» **DIRECTION**:
Read the lines below. Copy out any that hold the string "name".

## Begin

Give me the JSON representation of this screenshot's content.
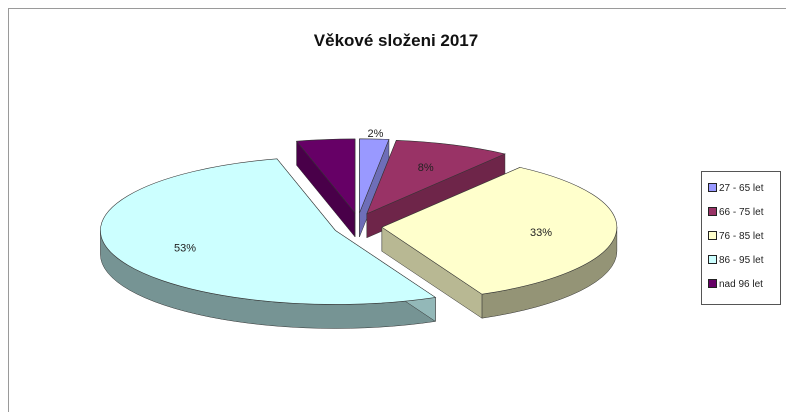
{
  "chart_data": {
    "type": "pie",
    "title": "Věkové složeni 2017",
    "categories": [
      "27 - 65 let",
      "66 - 75 let",
      "76 - 85 let",
      "86 - 95 let",
      "nad 96 let"
    ],
    "values": [
      2,
      8,
      33,
      53,
      4
    ],
    "data_labels": [
      "2%",
      "8%",
      "33%",
      "53%",
      ""
    ],
    "colors": [
      "#9999ff",
      "#993366",
      "#ffffcc",
      "#ccffff",
      "#660066"
    ],
    "legend_position": "right",
    "style": "3d-exploded"
  }
}
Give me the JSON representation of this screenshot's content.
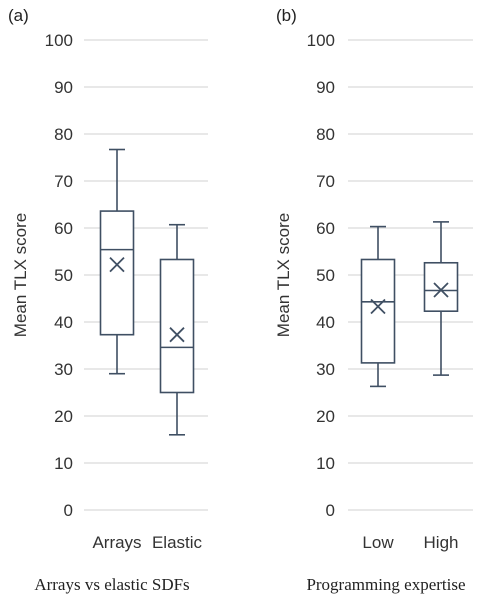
{
  "colors": {
    "box_stroke": "#3f4f63",
    "grid": "#d9d9d9",
    "mean_marker": "#3f4f63"
  },
  "chart_data": [
    {
      "type": "box",
      "panel_label": "(a)",
      "caption": "Arrays vs elastic SDFs",
      "ylabel": "Mean TLX score",
      "ylim": [
        0,
        100
      ],
      "yticks": [
        0,
        10,
        20,
        30,
        40,
        50,
        60,
        70,
        80,
        90,
        100
      ],
      "grid": true,
      "categories": [
        "Arrays",
        "Elastic"
      ],
      "boxes": [
        {
          "category": "Arrays",
          "min": 29,
          "q1": 37.3,
          "median": 55.4,
          "q3": 63.6,
          "max": 76.7,
          "mean": 52.2
        },
        {
          "category": "Elastic",
          "min": 16,
          "q1": 25,
          "median": 34.6,
          "q3": 53.3,
          "max": 60.7,
          "mean": 37.3
        }
      ]
    },
    {
      "type": "box",
      "panel_label": "(b)",
      "caption": "Programming expertise",
      "ylabel": "Mean TLX score",
      "ylim": [
        0,
        100
      ],
      "yticks": [
        0,
        10,
        20,
        30,
        40,
        50,
        60,
        70,
        80,
        90,
        100
      ],
      "grid": true,
      "categories": [
        "Low",
        "High"
      ],
      "boxes": [
        {
          "category": "Low",
          "min": 26.3,
          "q1": 31.3,
          "median": 44.3,
          "q3": 53.3,
          "max": 60.3,
          "mean": 43.3
        },
        {
          "category": "High",
          "min": 28.7,
          "q1": 42.3,
          "median": 46.7,
          "q3": 52.6,
          "max": 61.3,
          "mean": 46.8
        }
      ]
    }
  ]
}
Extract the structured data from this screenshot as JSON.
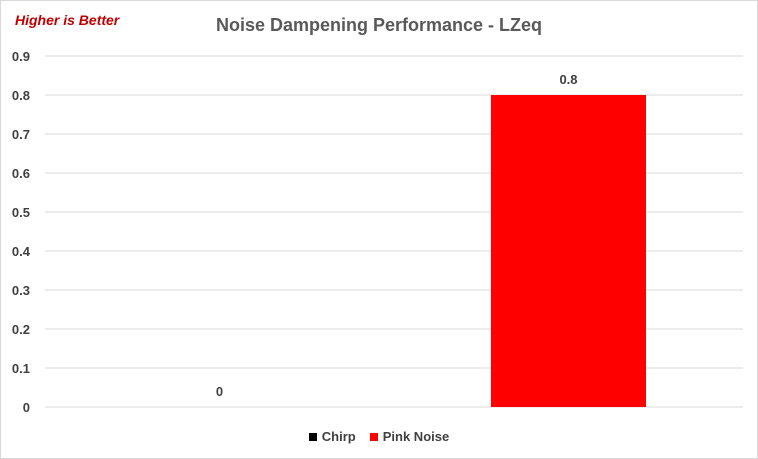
{
  "chart_data": {
    "type": "bar",
    "title": "Noise Dampening Performance - LZeq",
    "annotation": "Higher is Better",
    "categories": [
      "Chirp",
      "Pink Noise"
    ],
    "values": [
      0,
      0.8
    ],
    "data_labels": [
      "0",
      "0.8"
    ],
    "series": [
      {
        "name": "Chirp",
        "value": 0,
        "color": "#000000"
      },
      {
        "name": "Pink Noise",
        "value": 0.8,
        "color": "#ff0000"
      }
    ],
    "ylim": [
      0,
      0.9
    ],
    "yticks": [
      "0",
      "0.1",
      "0.2",
      "0.3",
      "0.4",
      "0.5",
      "0.6",
      "0.7",
      "0.8",
      "0.9"
    ],
    "grid": true,
    "legend_position": "bottom"
  },
  "colors": {
    "annotation": "#c00000",
    "gridline": "#d9d9d9",
    "axis_text": "#404040",
    "title": "#595959"
  }
}
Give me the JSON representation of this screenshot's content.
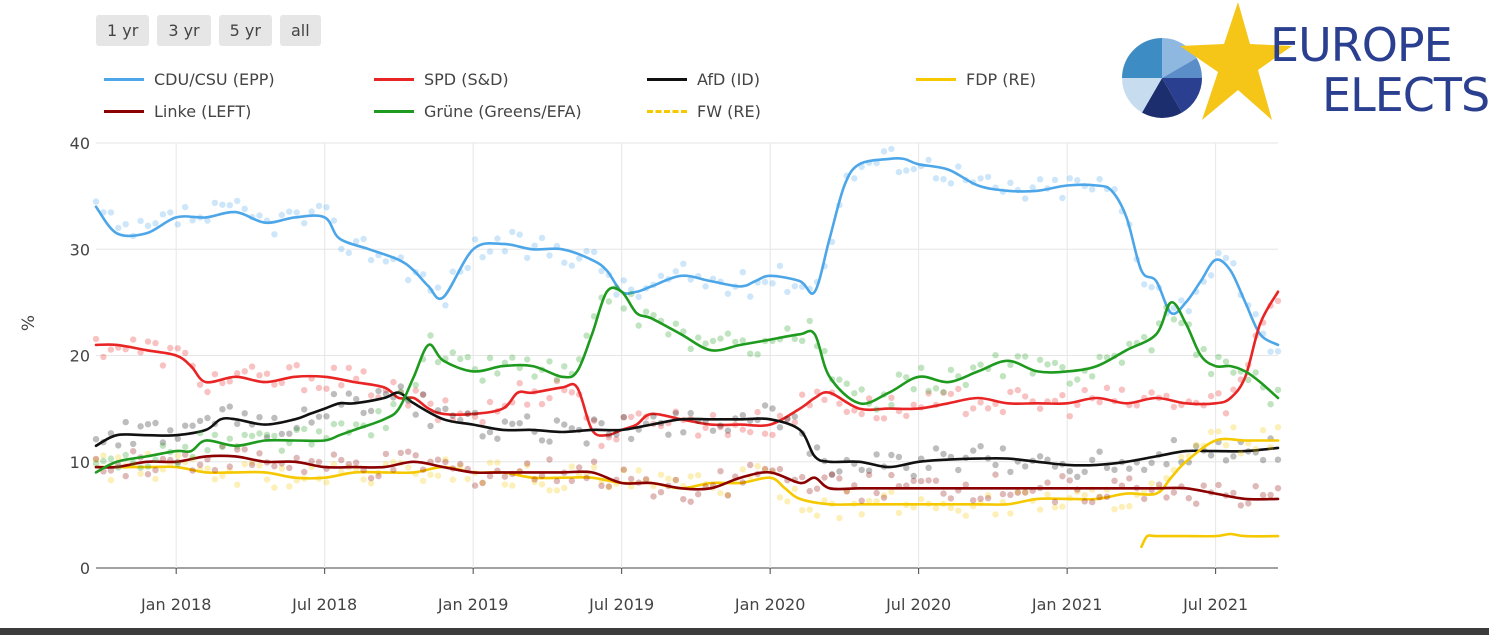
{
  "range_buttons": [
    "1 yr",
    "3 yr",
    "5 yr",
    "all"
  ],
  "logo": {
    "line1": "EUROPE",
    "line2": "ELECTS"
  },
  "colors": {
    "cdu": "#4da6e8",
    "spd": "#e82424",
    "afd": "#111111",
    "fdp": "#f5c800",
    "linke": "#8b0000",
    "gruene": "#1e9a1e",
    "fw": "#f5c800",
    "logo_blue": "#2a3f8f",
    "logo_star": "#f5c518"
  },
  "chart_data": {
    "type": "line",
    "ylabel": "%",
    "ylim": [
      0,
      40
    ],
    "yticks": [
      0,
      10,
      20,
      30,
      40
    ],
    "xlim": [
      2017.73,
      2021.71
    ],
    "xticks": [
      {
        "value": 2018.0,
        "label": "Jan 2018"
      },
      {
        "value": 2018.5,
        "label": "Jul 2018"
      },
      {
        "value": 2019.0,
        "label": "Jan 2019"
      },
      {
        "value": 2019.5,
        "label": "Jul 2019"
      },
      {
        "value": 2020.0,
        "label": "Jan 2020"
      },
      {
        "value": 2020.5,
        "label": "Jul 2020"
      },
      {
        "value": 2021.0,
        "label": "Jan 2021"
      },
      {
        "value": 2021.5,
        "label": "Jul 2021"
      }
    ],
    "grid": true,
    "legend_position": "top",
    "series": [
      {
        "name": "CDU/CSU (EPP)",
        "key": "cdu",
        "style": "solid",
        "x": [
          2017.73,
          2017.8,
          2017.9,
          2018.0,
          2018.1,
          2018.2,
          2018.3,
          2018.4,
          2018.5,
          2018.55,
          2018.65,
          2018.75,
          2018.8,
          2018.85,
          2018.9,
          2019.0,
          2019.1,
          2019.2,
          2019.3,
          2019.4,
          2019.45,
          2019.5,
          2019.55,
          2019.6,
          2019.7,
          2019.8,
          2019.9,
          2019.95,
          2020.0,
          2020.1,
          2020.15,
          2020.2,
          2020.25,
          2020.3,
          2020.4,
          2020.45,
          2020.5,
          2020.6,
          2020.7,
          2020.8,
          2020.9,
          2021.0,
          2021.1,
          2021.15,
          2021.2,
          2021.25,
          2021.3,
          2021.35,
          2021.4,
          2021.45,
          2021.5,
          2021.55,
          2021.6,
          2021.65,
          2021.71
        ],
        "y": [
          34,
          31.5,
          31.5,
          33,
          33,
          33.5,
          32.5,
          33,
          33,
          31,
          30,
          29,
          28,
          26.5,
          25.5,
          30,
          30.5,
          30,
          30,
          29,
          28,
          26,
          26,
          26.5,
          27.5,
          27,
          26.5,
          27,
          27.5,
          27,
          26,
          31,
          36,
          38,
          38.5,
          38.5,
          38,
          37.5,
          36,
          35.5,
          35.5,
          36,
          36,
          35.5,
          33,
          28,
          27,
          24,
          25,
          27,
          29,
          28,
          25,
          22,
          21
        ]
      },
      {
        "name": "SPD (S&D)",
        "key": "spd",
        "style": "solid",
        "x": [
          2017.73,
          2017.8,
          2017.9,
          2018.0,
          2018.05,
          2018.1,
          2018.2,
          2018.3,
          2018.4,
          2018.5,
          2018.6,
          2018.7,
          2018.75,
          2018.8,
          2018.85,
          2018.9,
          2019.0,
          2019.1,
          2019.15,
          2019.2,
          2019.3,
          2019.35,
          2019.4,
          2019.45,
          2019.5,
          2019.55,
          2019.6,
          2019.7,
          2019.8,
          2019.9,
          2020.0,
          2020.1,
          2020.15,
          2020.2,
          2020.3,
          2020.4,
          2020.5,
          2020.6,
          2020.7,
          2020.8,
          2020.9,
          2021.0,
          2021.1,
          2021.2,
          2021.3,
          2021.4,
          2021.5,
          2021.55,
          2021.6,
          2021.65,
          2021.71
        ],
        "y": [
          21,
          21,
          20.5,
          20,
          19,
          17.5,
          18,
          17.5,
          18,
          18,
          17.5,
          17,
          16,
          16,
          15,
          14.5,
          14.5,
          15,
          16.5,
          16.5,
          17,
          17,
          13,
          12.5,
          13,
          13.5,
          14.5,
          14,
          13.5,
          13.5,
          13.5,
          15,
          16,
          16.5,
          15,
          15,
          15,
          15.5,
          16,
          15.5,
          15.5,
          15.5,
          16,
          15.5,
          16,
          15.5,
          15.5,
          16,
          18,
          23,
          26
        ]
      },
      {
        "name": "AfD (ID)",
        "key": "afd",
        "style": "solid",
        "x": [
          2017.73,
          2017.8,
          2017.9,
          2018.0,
          2018.1,
          2018.15,
          2018.2,
          2018.3,
          2018.4,
          2018.45,
          2018.5,
          2018.55,
          2018.6,
          2018.7,
          2018.75,
          2018.8,
          2018.9,
          2019.0,
          2019.1,
          2019.2,
          2019.3,
          2019.4,
          2019.5,
          2019.6,
          2019.7,
          2019.8,
          2019.9,
          2020.0,
          2020.1,
          2020.15,
          2020.2,
          2020.3,
          2020.4,
          2020.5,
          2020.6,
          2020.7,
          2020.8,
          2020.9,
          2021.0,
          2021.1,
          2021.2,
          2021.3,
          2021.4,
          2021.5,
          2021.6,
          2021.71
        ],
        "y": [
          11.5,
          12.5,
          12.5,
          12.5,
          13,
          14,
          14,
          13.5,
          14,
          14.5,
          15,
          15.5,
          15.5,
          16,
          16.5,
          15.5,
          14,
          13.5,
          13,
          13,
          12.8,
          13,
          13,
          13.5,
          14,
          14,
          14,
          14,
          13,
          10.5,
          10,
          10,
          9.5,
          10,
          10.2,
          10.3,
          10.3,
          10,
          9.7,
          9.7,
          10,
          10.5,
          11,
          11,
          11,
          11.3
        ]
      },
      {
        "name": "FDP (RE)",
        "key": "fdp",
        "style": "solid",
        "x": [
          2017.73,
          2017.8,
          2017.9,
          2018.0,
          2018.1,
          2018.2,
          2018.3,
          2018.4,
          2018.5,
          2018.6,
          2018.7,
          2018.8,
          2018.9,
          2019.0,
          2019.1,
          2019.2,
          2019.3,
          2019.4,
          2019.5,
          2019.6,
          2019.7,
          2019.8,
          2019.9,
          2020.0,
          2020.05,
          2020.1,
          2020.2,
          2020.3,
          2020.4,
          2020.5,
          2020.6,
          2020.7,
          2020.8,
          2020.9,
          2021.0,
          2021.1,
          2021.2,
          2021.3,
          2021.35,
          2021.4,
          2021.5,
          2021.6,
          2021.71
        ],
        "y": [
          9.5,
          9.5,
          9.5,
          9.5,
          9,
          9,
          9,
          8.5,
          8.5,
          9,
          9,
          9,
          9.5,
          9,
          9,
          8.5,
          8.5,
          8.5,
          8,
          8,
          7.5,
          8,
          8,
          8.5,
          7.5,
          6.5,
          6,
          6,
          6,
          6,
          6,
          6,
          6,
          6.5,
          6.5,
          6.5,
          7,
          7,
          8.5,
          10,
          12,
          12,
          12
        ]
      },
      {
        "name": "Linke (LEFT)",
        "key": "linke",
        "style": "solid",
        "x": [
          2017.73,
          2017.8,
          2017.9,
          2018.0,
          2018.1,
          2018.2,
          2018.3,
          2018.4,
          2018.5,
          2018.6,
          2018.7,
          2018.8,
          2018.9,
          2019.0,
          2019.1,
          2019.2,
          2019.3,
          2019.4,
          2019.5,
          2019.6,
          2019.7,
          2019.8,
          2019.9,
          2020.0,
          2020.1,
          2020.15,
          2020.2,
          2020.3,
          2020.4,
          2020.5,
          2020.6,
          2020.7,
          2020.8,
          2020.9,
          2021.0,
          2021.1,
          2021.2,
          2021.3,
          2021.4,
          2021.5,
          2021.6,
          2021.71
        ],
        "y": [
          9.5,
          9.5,
          10,
          10,
          10.5,
          10.5,
          10,
          10,
          9.5,
          9.5,
          9.5,
          10,
          9.5,
          9,
          9,
          9,
          9,
          9,
          8,
          8,
          7.5,
          7.5,
          8.5,
          9,
          8,
          8.5,
          7.5,
          7.5,
          7.5,
          7.5,
          7.5,
          7.5,
          7.5,
          7.5,
          7.5,
          7.5,
          7.5,
          7.5,
          7.5,
          7,
          6.5,
          6.5
        ]
      },
      {
        "name": "Grüne (Greens/EFA)",
        "key": "gruene",
        "style": "solid",
        "x": [
          2017.73,
          2017.8,
          2017.9,
          2018.0,
          2018.05,
          2018.1,
          2018.2,
          2018.3,
          2018.4,
          2018.5,
          2018.55,
          2018.6,
          2018.7,
          2018.75,
          2018.8,
          2018.85,
          2018.9,
          2019.0,
          2019.1,
          2019.2,
          2019.3,
          2019.35,
          2019.4,
          2019.45,
          2019.5,
          2019.55,
          2019.6,
          2019.7,
          2019.8,
          2019.9,
          2020.0,
          2020.1,
          2020.15,
          2020.2,
          2020.3,
          2020.4,
          2020.5,
          2020.6,
          2020.7,
          2020.8,
          2020.9,
          2021.0,
          2021.1,
          2021.2,
          2021.3,
          2021.35,
          2021.4,
          2021.45,
          2021.5,
          2021.55,
          2021.6,
          2021.65,
          2021.71
        ],
        "y": [
          9,
          10,
          10.5,
          11,
          11,
          12,
          11.5,
          12,
          12,
          12,
          12.5,
          13,
          14,
          15,
          18,
          21,
          19.5,
          18.5,
          19,
          19,
          18,
          18.5,
          22,
          26,
          26,
          24,
          23.5,
          22,
          20.5,
          21,
          21.5,
          22,
          22,
          18,
          15.5,
          16.5,
          18,
          17.5,
          18.5,
          19.5,
          18.5,
          18.5,
          19,
          20.5,
          22,
          25,
          23,
          20,
          19,
          19,
          18.5,
          17.5,
          16
        ]
      },
      {
        "name": "FW (RE)",
        "key": "fw",
        "style": "dashed",
        "x": [
          2021.25,
          2021.27,
          2021.3,
          2021.4,
          2021.5,
          2021.55,
          2021.6,
          2021.71
        ],
        "y": [
          2,
          3,
          3,
          3,
          3,
          3.2,
          3,
          3
        ]
      }
    ]
  }
}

## End

» **FINAL ANSWER**:
        "name": "Chirp",
        "name": "Pink Noise",
        "name": "CDU/CSU (EPP)",
        "name": "SPD (S&D)",
        "name": "AfD (ID)",
        "name": "FDP (RE)",
        "name": "Linke (LEFT)",
        "name": "Grüne (Greens/EFA)",
        "name": "FW (RE)",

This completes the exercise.